### Requirement
Copy out the listing that follows, exact in every word, and skip the images.

### Dataset extract
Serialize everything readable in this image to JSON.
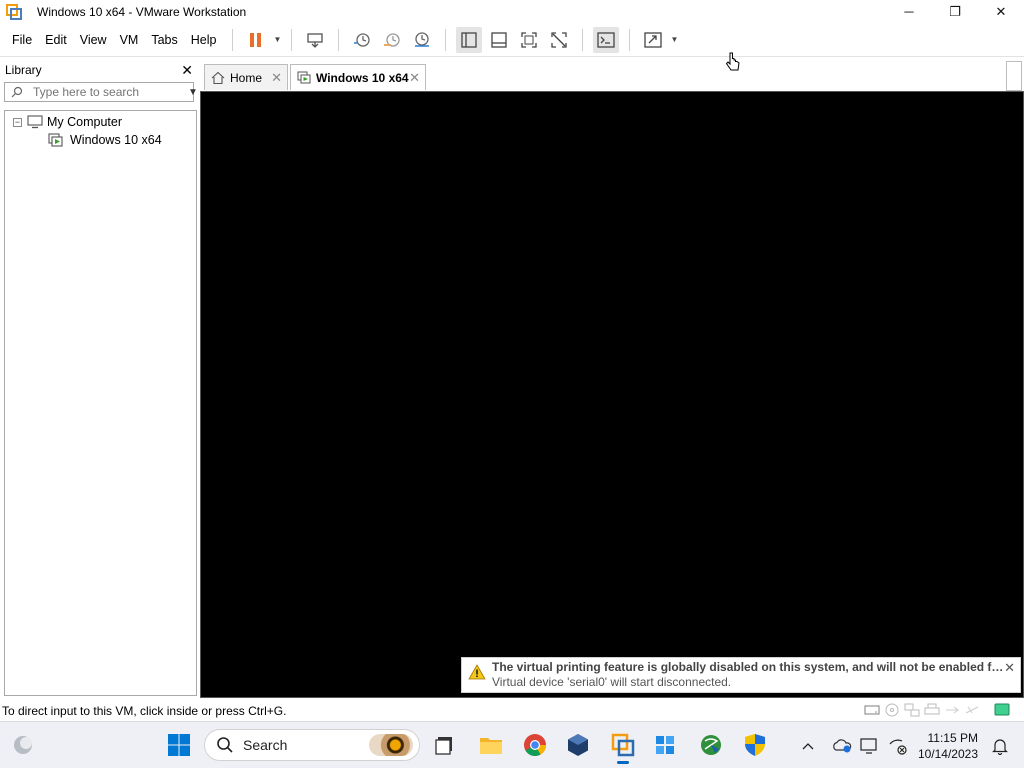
{
  "window": {
    "title": "Windows 10 x64 - VMware Workstation",
    "minimize_label": "─",
    "restore_label": "❐",
    "close_label": "✕"
  },
  "menubar": {
    "items": [
      {
        "label": "File"
      },
      {
        "label": "Edit"
      },
      {
        "label": "View"
      },
      {
        "label": "VM"
      },
      {
        "label": "Tabs"
      },
      {
        "label": "Help"
      }
    ]
  },
  "toolbar": {
    "accent_pause": "#e8702a",
    "buttons": [
      "pause-icon",
      "send-ctrl-alt-del-icon",
      "snapshot-take-icon",
      "snapshot-revert-icon",
      "snapshot-manager-icon",
      "show-library-icon",
      "show-thumbnail-icon",
      "full-screen-icon",
      "unity-icon",
      "console-view-icon",
      "stretch-guest-icon"
    ]
  },
  "library": {
    "title": "Library",
    "close_label": "✕",
    "search_placeholder": "Type here to search",
    "tree": {
      "root": {
        "label": "My Computer",
        "toggle": "−"
      },
      "child": {
        "label": "Windows 10 x64"
      }
    }
  },
  "tabs": [
    {
      "label": "Home",
      "close": "✕"
    },
    {
      "label": "Windows 10 x64",
      "close": "✕"
    }
  ],
  "notification": {
    "line1": "The virtual printing feature is globally disabled on this system, and will not be enabled for t...",
    "line2": "Virtual device 'serial0' will start disconnected.",
    "close": "✕"
  },
  "statusbar": {
    "text": "To direct input to this VM, click inside or press Ctrl+G.",
    "device_icons": [
      "hard-disk-icon",
      "cd-dvd-icon",
      "network-adapter-icon",
      "printer-icon",
      "usb-icon",
      "sound-icon",
      "message-icon"
    ]
  },
  "taskbar": {
    "search_label": "Search",
    "apps": [
      "weather-icon",
      "start-icon",
      "search-icon",
      "task-view-icon",
      "file-explorer-icon",
      "chrome-icon",
      "virtualbox-icon",
      "vmware-icon",
      "windows-store-icon",
      "internet-download-manager-icon",
      "security-shield-icon"
    ],
    "tray": {
      "time": "11:15 PM",
      "date": "10/14/2023"
    }
  }
}
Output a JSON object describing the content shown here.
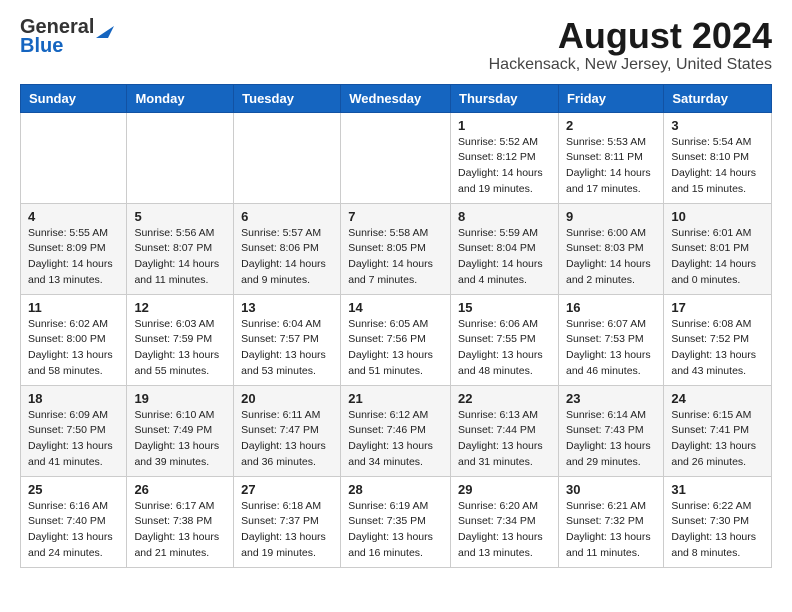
{
  "logo": {
    "general": "General",
    "blue": "Blue"
  },
  "title": "August 2024",
  "location": "Hackensack, New Jersey, United States",
  "weekdays": [
    "Sunday",
    "Monday",
    "Tuesday",
    "Wednesday",
    "Thursday",
    "Friday",
    "Saturday"
  ],
  "weeks": [
    [
      {
        "day": "",
        "info": ""
      },
      {
        "day": "",
        "info": ""
      },
      {
        "day": "",
        "info": ""
      },
      {
        "day": "",
        "info": ""
      },
      {
        "day": "1",
        "info": "Sunrise: 5:52 AM\nSunset: 8:12 PM\nDaylight: 14 hours\nand 19 minutes."
      },
      {
        "day": "2",
        "info": "Sunrise: 5:53 AM\nSunset: 8:11 PM\nDaylight: 14 hours\nand 17 minutes."
      },
      {
        "day": "3",
        "info": "Sunrise: 5:54 AM\nSunset: 8:10 PM\nDaylight: 14 hours\nand 15 minutes."
      }
    ],
    [
      {
        "day": "4",
        "info": "Sunrise: 5:55 AM\nSunset: 8:09 PM\nDaylight: 14 hours\nand 13 minutes."
      },
      {
        "day": "5",
        "info": "Sunrise: 5:56 AM\nSunset: 8:07 PM\nDaylight: 14 hours\nand 11 minutes."
      },
      {
        "day": "6",
        "info": "Sunrise: 5:57 AM\nSunset: 8:06 PM\nDaylight: 14 hours\nand 9 minutes."
      },
      {
        "day": "7",
        "info": "Sunrise: 5:58 AM\nSunset: 8:05 PM\nDaylight: 14 hours\nand 7 minutes."
      },
      {
        "day": "8",
        "info": "Sunrise: 5:59 AM\nSunset: 8:04 PM\nDaylight: 14 hours\nand 4 minutes."
      },
      {
        "day": "9",
        "info": "Sunrise: 6:00 AM\nSunset: 8:03 PM\nDaylight: 14 hours\nand 2 minutes."
      },
      {
        "day": "10",
        "info": "Sunrise: 6:01 AM\nSunset: 8:01 PM\nDaylight: 14 hours\nand 0 minutes."
      }
    ],
    [
      {
        "day": "11",
        "info": "Sunrise: 6:02 AM\nSunset: 8:00 PM\nDaylight: 13 hours\nand 58 minutes."
      },
      {
        "day": "12",
        "info": "Sunrise: 6:03 AM\nSunset: 7:59 PM\nDaylight: 13 hours\nand 55 minutes."
      },
      {
        "day": "13",
        "info": "Sunrise: 6:04 AM\nSunset: 7:57 PM\nDaylight: 13 hours\nand 53 minutes."
      },
      {
        "day": "14",
        "info": "Sunrise: 6:05 AM\nSunset: 7:56 PM\nDaylight: 13 hours\nand 51 minutes."
      },
      {
        "day": "15",
        "info": "Sunrise: 6:06 AM\nSunset: 7:55 PM\nDaylight: 13 hours\nand 48 minutes."
      },
      {
        "day": "16",
        "info": "Sunrise: 6:07 AM\nSunset: 7:53 PM\nDaylight: 13 hours\nand 46 minutes."
      },
      {
        "day": "17",
        "info": "Sunrise: 6:08 AM\nSunset: 7:52 PM\nDaylight: 13 hours\nand 43 minutes."
      }
    ],
    [
      {
        "day": "18",
        "info": "Sunrise: 6:09 AM\nSunset: 7:50 PM\nDaylight: 13 hours\nand 41 minutes."
      },
      {
        "day": "19",
        "info": "Sunrise: 6:10 AM\nSunset: 7:49 PM\nDaylight: 13 hours\nand 39 minutes."
      },
      {
        "day": "20",
        "info": "Sunrise: 6:11 AM\nSunset: 7:47 PM\nDaylight: 13 hours\nand 36 minutes."
      },
      {
        "day": "21",
        "info": "Sunrise: 6:12 AM\nSunset: 7:46 PM\nDaylight: 13 hours\nand 34 minutes."
      },
      {
        "day": "22",
        "info": "Sunrise: 6:13 AM\nSunset: 7:44 PM\nDaylight: 13 hours\nand 31 minutes."
      },
      {
        "day": "23",
        "info": "Sunrise: 6:14 AM\nSunset: 7:43 PM\nDaylight: 13 hours\nand 29 minutes."
      },
      {
        "day": "24",
        "info": "Sunrise: 6:15 AM\nSunset: 7:41 PM\nDaylight: 13 hours\nand 26 minutes."
      }
    ],
    [
      {
        "day": "25",
        "info": "Sunrise: 6:16 AM\nSunset: 7:40 PM\nDaylight: 13 hours\nand 24 minutes."
      },
      {
        "day": "26",
        "info": "Sunrise: 6:17 AM\nSunset: 7:38 PM\nDaylight: 13 hours\nand 21 minutes."
      },
      {
        "day": "27",
        "info": "Sunrise: 6:18 AM\nSunset: 7:37 PM\nDaylight: 13 hours\nand 19 minutes."
      },
      {
        "day": "28",
        "info": "Sunrise: 6:19 AM\nSunset: 7:35 PM\nDaylight: 13 hours\nand 16 minutes."
      },
      {
        "day": "29",
        "info": "Sunrise: 6:20 AM\nSunset: 7:34 PM\nDaylight: 13 hours\nand 13 minutes."
      },
      {
        "day": "30",
        "info": "Sunrise: 6:21 AM\nSunset: 7:32 PM\nDaylight: 13 hours\nand 11 minutes."
      },
      {
        "day": "31",
        "info": "Sunrise: 6:22 AM\nSunset: 7:30 PM\nDaylight: 13 hours\nand 8 minutes."
      }
    ]
  ]
}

### Exercise output
Serialize everything readable in this image to JSON.
{
  "window": {
    "title": "Windows 10 x64 - VMware Workstation",
    "minimize_label": "─",
    "restore_label": "❐",
    "close_label": "✕"
  },
  "menubar": {
    "items": [
      {
        "label": "File"
      },
      {
        "label": "Edit"
      },
      {
        "label": "View"
      },
      {
        "label": "VM"
      },
      {
        "label": "Tabs"
      },
      {
        "label": "Help"
      }
    ]
  },
  "toolbar": {
    "accent_pause": "#e8702a",
    "buttons": [
      "pause-icon",
      "send-ctrl-alt-del-icon",
      "snapshot-take-icon",
      "snapshot-revert-icon",
      "snapshot-manager-icon",
      "show-library-icon",
      "show-thumbnail-icon",
      "full-screen-icon",
      "unity-icon",
      "console-view-icon",
      "stretch-guest-icon"
    ]
  },
  "library": {
    "title": "Library",
    "close_label": "✕",
    "search_placeholder": "Type here to search",
    "tree": {
      "root": {
        "label": "My Computer",
        "toggle": "−"
      },
      "child": {
        "label": "Windows 10 x64"
      }
    }
  },
  "tabs": [
    {
      "label": "Home",
      "close": "✕"
    },
    {
      "label": "Windows 10 x64",
      "close": "✕"
    }
  ],
  "notification": {
    "line1": "The virtual printing feature is globally disabled on this system, and will not be enabled for t...",
    "line2": "Virtual device 'serial0' will start disconnected.",
    "close": "✕"
  },
  "statusbar": {
    "text": "To direct input to this VM, click inside or press Ctrl+G.",
    "device_icons": [
      "hard-disk-icon",
      "cd-dvd-icon",
      "network-adapter-icon",
      "printer-icon",
      "usb-icon",
      "sound-icon",
      "message-icon"
    ]
  },
  "taskbar": {
    "search_label": "Search",
    "apps": [
      "weather-icon",
      "start-icon",
      "search-icon",
      "task-view-icon",
      "file-explorer-icon",
      "chrome-icon",
      "virtualbox-icon",
      "vmware-icon",
      "windows-store-icon",
      "internet-download-manager-icon",
      "security-shield-icon"
    ],
    "tray": {
      "time": "11:15 PM",
      "date": "10/14/2023"
    }
  }
}
Output a JSON object describing the content shown here.
{
  "logo": {
    "general": "General",
    "blue": "Blue"
  },
  "title": "August 2024",
  "location": "Hackensack, New Jersey, United States",
  "weekdays": [
    "Sunday",
    "Monday",
    "Tuesday",
    "Wednesday",
    "Thursday",
    "Friday",
    "Saturday"
  ],
  "weeks": [
    [
      {
        "day": "",
        "info": ""
      },
      {
        "day": "",
        "info": ""
      },
      {
        "day": "",
        "info": ""
      },
      {
        "day": "",
        "info": ""
      },
      {
        "day": "1",
        "info": "Sunrise: 5:52 AM\nSunset: 8:12 PM\nDaylight: 14 hours\nand 19 minutes."
      },
      {
        "day": "2",
        "info": "Sunrise: 5:53 AM\nSunset: 8:11 PM\nDaylight: 14 hours\nand 17 minutes."
      },
      {
        "day": "3",
        "info": "Sunrise: 5:54 AM\nSunset: 8:10 PM\nDaylight: 14 hours\nand 15 minutes."
      }
    ],
    [
      {
        "day": "4",
        "info": "Sunrise: 5:55 AM\nSunset: 8:09 PM\nDaylight: 14 hours\nand 13 minutes."
      },
      {
        "day": "5",
        "info": "Sunrise: 5:56 AM\nSunset: 8:07 PM\nDaylight: 14 hours\nand 11 minutes."
      },
      {
        "day": "6",
        "info": "Sunrise: 5:57 AM\nSunset: 8:06 PM\nDaylight: 14 hours\nand 9 minutes."
      },
      {
        "day": "7",
        "info": "Sunrise: 5:58 AM\nSunset: 8:05 PM\nDaylight: 14 hours\nand 7 minutes."
      },
      {
        "day": "8",
        "info": "Sunrise: 5:59 AM\nSunset: 8:04 PM\nDaylight: 14 hours\nand 4 minutes."
      },
      {
        "day": "9",
        "info": "Sunrise: 6:00 AM\nSunset: 8:03 PM\nDaylight: 14 hours\nand 2 minutes."
      },
      {
        "day": "10",
        "info": "Sunrise: 6:01 AM\nSunset: 8:01 PM\nDaylight: 14 hours\nand 0 minutes."
      }
    ],
    [
      {
        "day": "11",
        "info": "Sunrise: 6:02 AM\nSunset: 8:00 PM\nDaylight: 13 hours\nand 58 minutes."
      },
      {
        "day": "12",
        "info": "Sunrise: 6:03 AM\nSunset: 7:59 PM\nDaylight: 13 hours\nand 55 minutes."
      },
      {
        "day": "13",
        "info": "Sunrise: 6:04 AM\nSunset: 7:57 PM\nDaylight: 13 hours\nand 53 minutes."
      },
      {
        "day": "14",
        "info": "Sunrise: 6:05 AM\nSunset: 7:56 PM\nDaylight: 13 hours\nand 51 minutes."
      },
      {
        "day": "15",
        "info": "Sunrise: 6:06 AM\nSunset: 7:55 PM\nDaylight: 13 hours\nand 48 minutes."
      },
      {
        "day": "16",
        "info": "Sunrise: 6:07 AM\nSunset: 7:53 PM\nDaylight: 13 hours\nand 46 minutes."
      },
      {
        "day": "17",
        "info": "Sunrise: 6:08 AM\nSunset: 7:52 PM\nDaylight: 13 hours\nand 43 minutes."
      }
    ],
    [
      {
        "day": "18",
        "info": "Sunrise: 6:09 AM\nSunset: 7:50 PM\nDaylight: 13 hours\nand 41 minutes."
      },
      {
        "day": "19",
        "info": "Sunrise: 6:10 AM\nSunset: 7:49 PM\nDaylight: 13 hours\nand 39 minutes."
      },
      {
        "day": "20",
        "info": "Sunrise: 6:11 AM\nSunset: 7:47 PM\nDaylight: 13 hours\nand 36 minutes."
      },
      {
        "day": "21",
        "info": "Sunrise: 6:12 AM\nSunset: 7:46 PM\nDaylight: 13 hours\nand 34 minutes."
      },
      {
        "day": "22",
        "info": "Sunrise: 6:13 AM\nSunset: 7:44 PM\nDaylight: 13 hours\nand 31 minutes."
      },
      {
        "day": "23",
        "info": "Sunrise: 6:14 AM\nSunset: 7:43 PM\nDaylight: 13 hours\nand 29 minutes."
      },
      {
        "day": "24",
        "info": "Sunrise: 6:15 AM\nSunset: 7:41 PM\nDaylight: 13 hours\nand 26 minutes."
      }
    ],
    [
      {
        "day": "25",
        "info": "Sunrise: 6:16 AM\nSunset: 7:40 PM\nDaylight: 13 hours\nand 24 minutes."
      },
      {
        "day": "26",
        "info": "Sunrise: 6:17 AM\nSunset: 7:38 PM\nDaylight: 13 hours\nand 21 minutes."
      },
      {
        "day": "27",
        "info": "Sunrise: 6:18 AM\nSunset: 7:37 PM\nDaylight: 13 hours\nand 19 minutes."
      },
      {
        "day": "28",
        "info": "Sunrise: 6:19 AM\nSunset: 7:35 PM\nDaylight: 13 hours\nand 16 minutes."
      },
      {
        "day": "29",
        "info": "Sunrise: 6:20 AM\nSunset: 7:34 PM\nDaylight: 13 hours\nand 13 minutes."
      },
      {
        "day": "30",
        "info": "Sunrise: 6:21 AM\nSunset: 7:32 PM\nDaylight: 13 hours\nand 11 minutes."
      },
      {
        "day": "31",
        "info": "Sunrise: 6:22 AM\nSunset: 7:30 PM\nDaylight: 13 hours\nand 8 minutes."
      }
    ]
  ]
}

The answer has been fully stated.